The task: Spot every line with the word "without" and return it.

##########

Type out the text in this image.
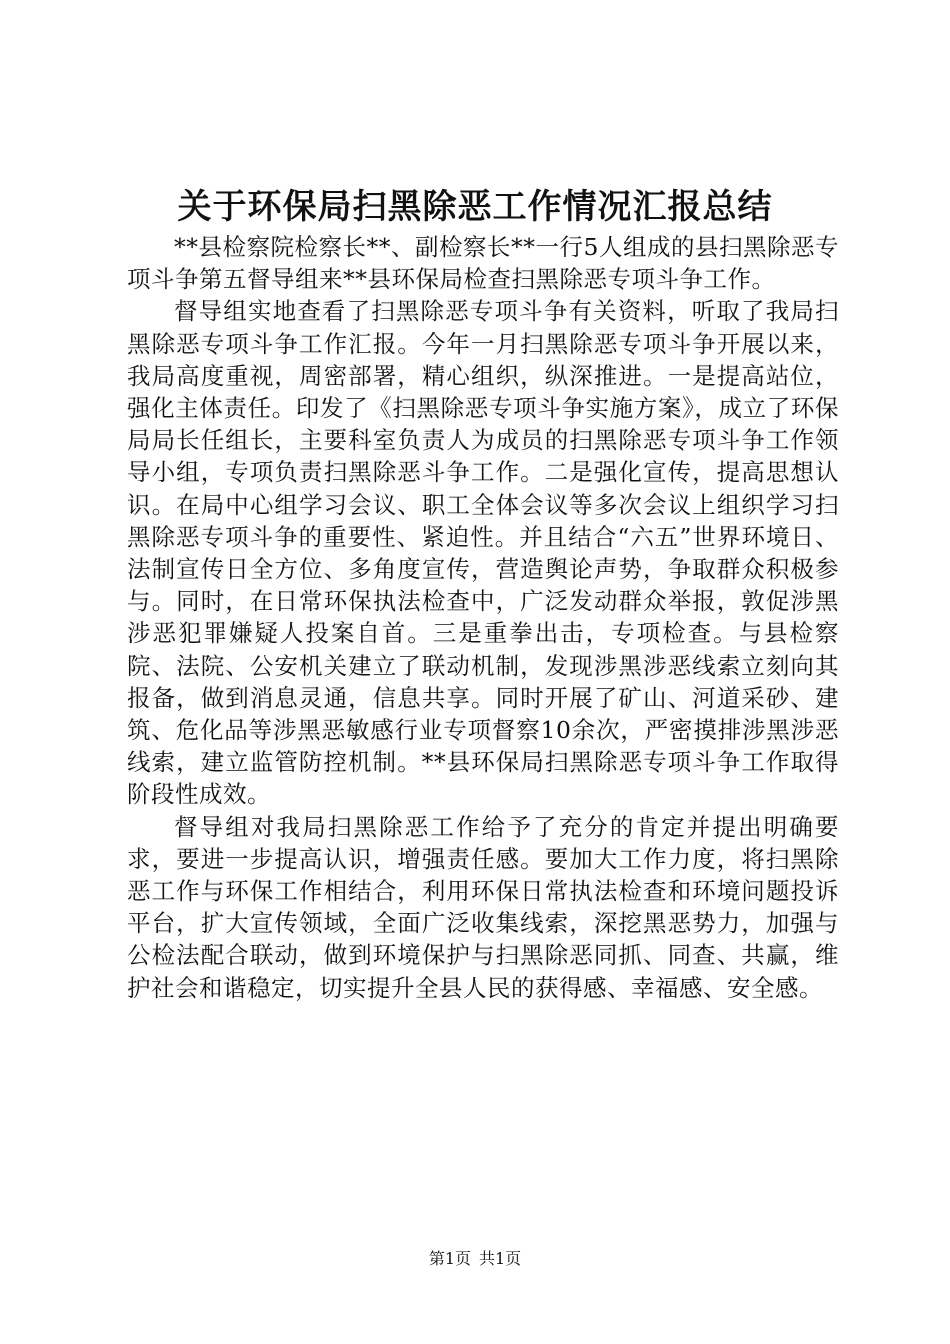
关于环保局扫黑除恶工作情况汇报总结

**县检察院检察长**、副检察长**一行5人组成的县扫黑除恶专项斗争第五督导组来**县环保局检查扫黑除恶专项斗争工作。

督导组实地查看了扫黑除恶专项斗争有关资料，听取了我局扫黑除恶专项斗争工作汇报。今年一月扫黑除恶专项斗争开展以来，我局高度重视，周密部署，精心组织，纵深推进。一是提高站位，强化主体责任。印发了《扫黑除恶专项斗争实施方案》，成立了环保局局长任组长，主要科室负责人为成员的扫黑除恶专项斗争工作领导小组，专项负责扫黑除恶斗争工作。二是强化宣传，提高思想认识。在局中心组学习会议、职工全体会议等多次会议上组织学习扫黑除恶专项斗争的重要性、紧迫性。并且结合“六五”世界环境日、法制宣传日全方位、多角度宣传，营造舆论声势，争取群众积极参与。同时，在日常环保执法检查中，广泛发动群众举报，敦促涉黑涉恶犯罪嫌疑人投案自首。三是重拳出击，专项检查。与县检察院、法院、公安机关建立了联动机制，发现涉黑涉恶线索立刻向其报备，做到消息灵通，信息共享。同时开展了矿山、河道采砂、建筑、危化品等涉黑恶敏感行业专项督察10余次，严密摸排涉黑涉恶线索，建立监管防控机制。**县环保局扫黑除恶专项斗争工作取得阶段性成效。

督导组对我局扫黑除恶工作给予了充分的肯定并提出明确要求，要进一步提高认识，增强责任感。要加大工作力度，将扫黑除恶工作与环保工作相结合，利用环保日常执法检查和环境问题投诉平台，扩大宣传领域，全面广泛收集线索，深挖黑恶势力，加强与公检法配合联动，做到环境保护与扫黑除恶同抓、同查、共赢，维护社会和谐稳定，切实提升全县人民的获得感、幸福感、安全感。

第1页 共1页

##########

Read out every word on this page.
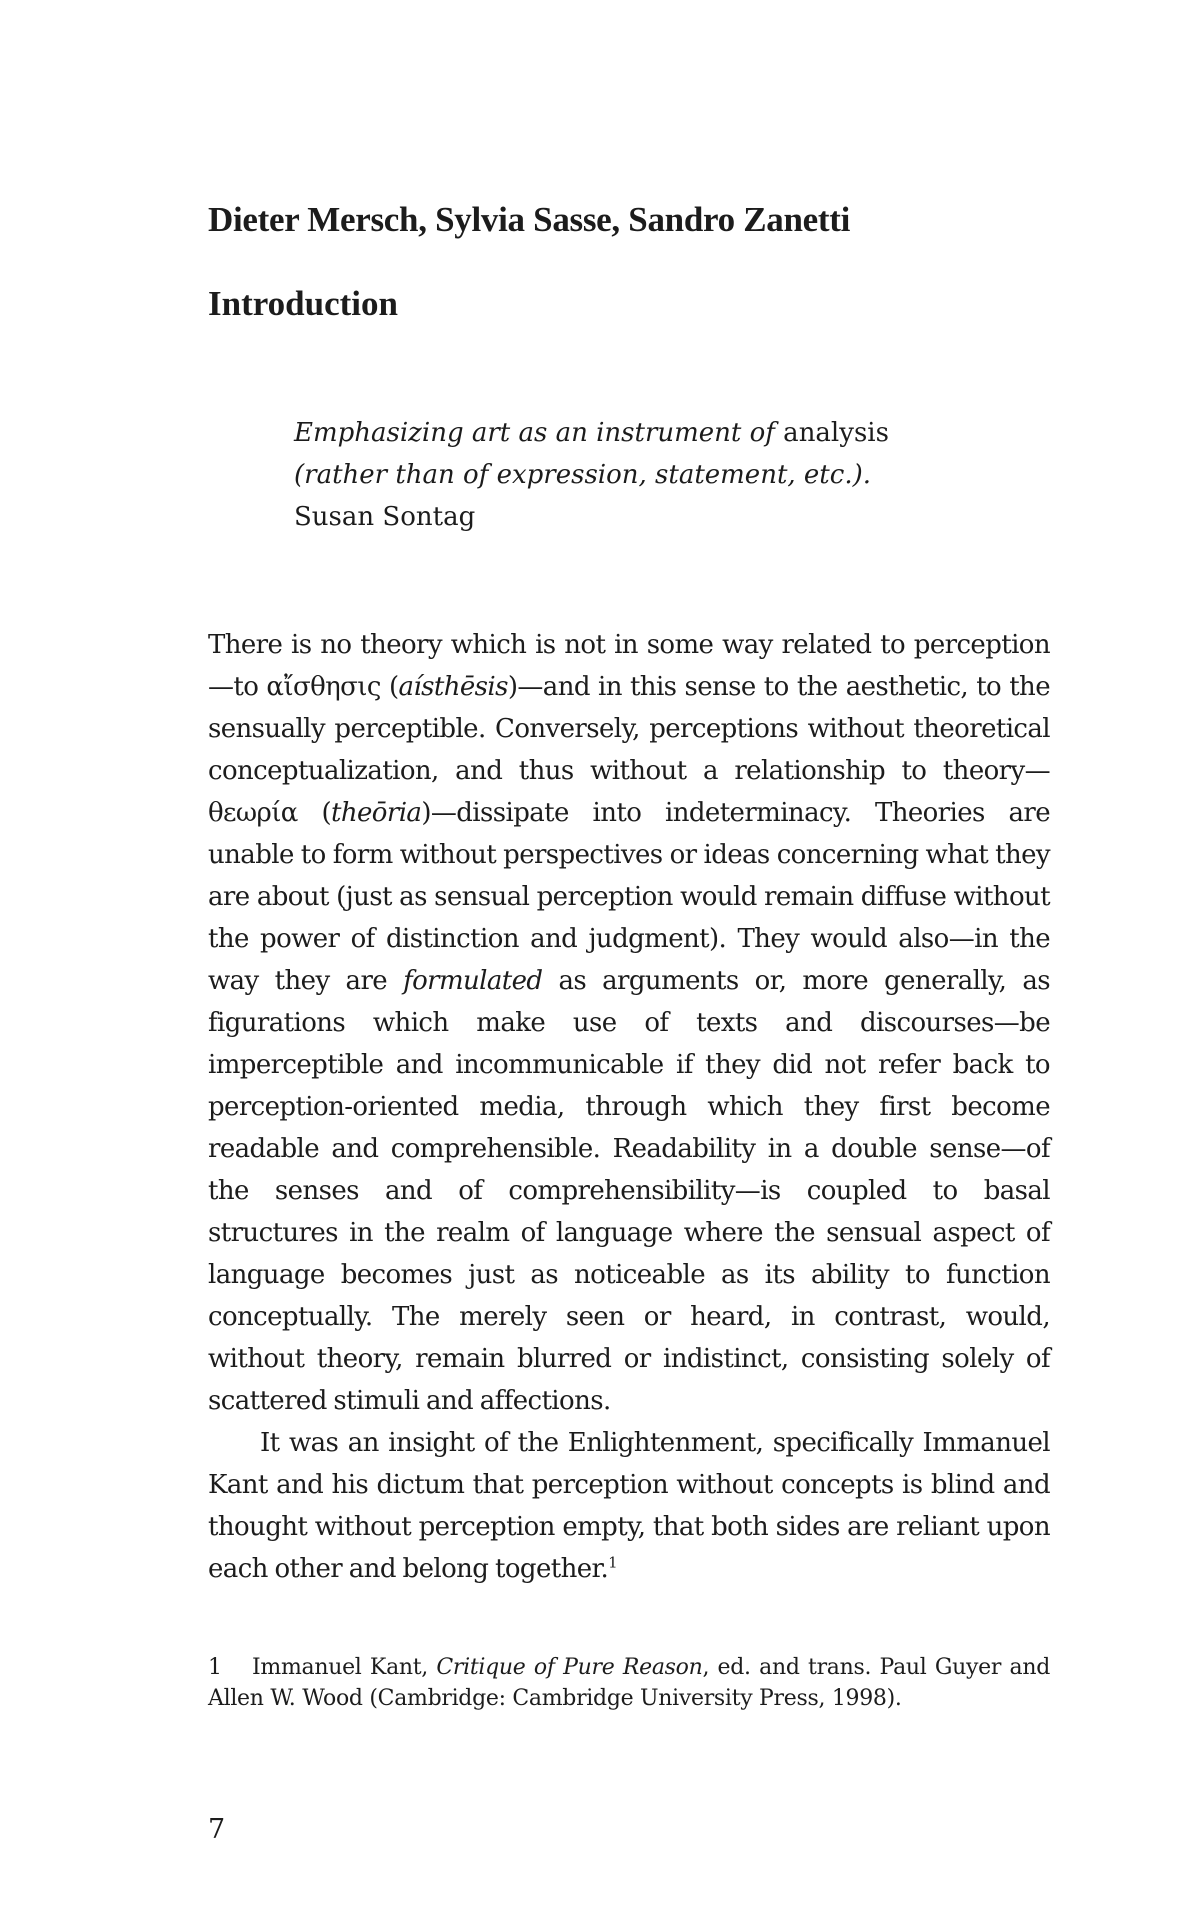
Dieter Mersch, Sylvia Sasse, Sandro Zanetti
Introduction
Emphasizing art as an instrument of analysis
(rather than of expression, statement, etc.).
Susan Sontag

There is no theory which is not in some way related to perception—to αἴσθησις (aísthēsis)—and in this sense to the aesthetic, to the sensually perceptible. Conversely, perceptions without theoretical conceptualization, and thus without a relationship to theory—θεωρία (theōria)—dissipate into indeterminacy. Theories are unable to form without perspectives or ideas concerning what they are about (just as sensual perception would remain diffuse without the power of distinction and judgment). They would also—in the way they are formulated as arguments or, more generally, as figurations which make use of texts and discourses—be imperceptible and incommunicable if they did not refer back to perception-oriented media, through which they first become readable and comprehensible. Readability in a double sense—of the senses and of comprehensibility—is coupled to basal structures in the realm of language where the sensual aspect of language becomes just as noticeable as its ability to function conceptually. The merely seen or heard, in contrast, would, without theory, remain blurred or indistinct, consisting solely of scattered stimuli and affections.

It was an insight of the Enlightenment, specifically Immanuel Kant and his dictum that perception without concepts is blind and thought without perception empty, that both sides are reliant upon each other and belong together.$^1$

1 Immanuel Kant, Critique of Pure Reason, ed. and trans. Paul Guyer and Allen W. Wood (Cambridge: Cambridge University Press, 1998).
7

##########

Expected answer:
There is no theory which is not in some way related to perception—to αἴσθησις (aísthēsis)—and in this sense to the aesthetic, to the sensually perceptible. Conversely, perceptions without theoretical conceptualization, and thus without a relationship to theory—θεωρία (theōria)—dissipate into indeterminacy. Theories are unable to form without perspectives or ideas concerning what they are about (just as sensual perception would remain diffuse without the power of distinction and judgment). They would also—in the way they are formulated as arguments or, more generally, as figurations which make use of texts and discourses—be imperceptible and incommunicable if they did not refer back to perception-oriented media, through which they first become readable and comprehensible. Readability in a double sense—of the senses and of comprehensibility—is coupled to basal structures in the realm of language where the sensual aspect of language becomes just as noticeable as its ability to function conceptually. The merely seen or heard, in contrast, would, without theory, remain blurred or indistinct, consisting solely of scattered stimuli and affections.
It was an insight of the Enlightenment, specifically Immanuel Kant and his dictum that perception without concepts is blind and thought without perception empty, that both sides are reliant upon each other and belong together.$^1$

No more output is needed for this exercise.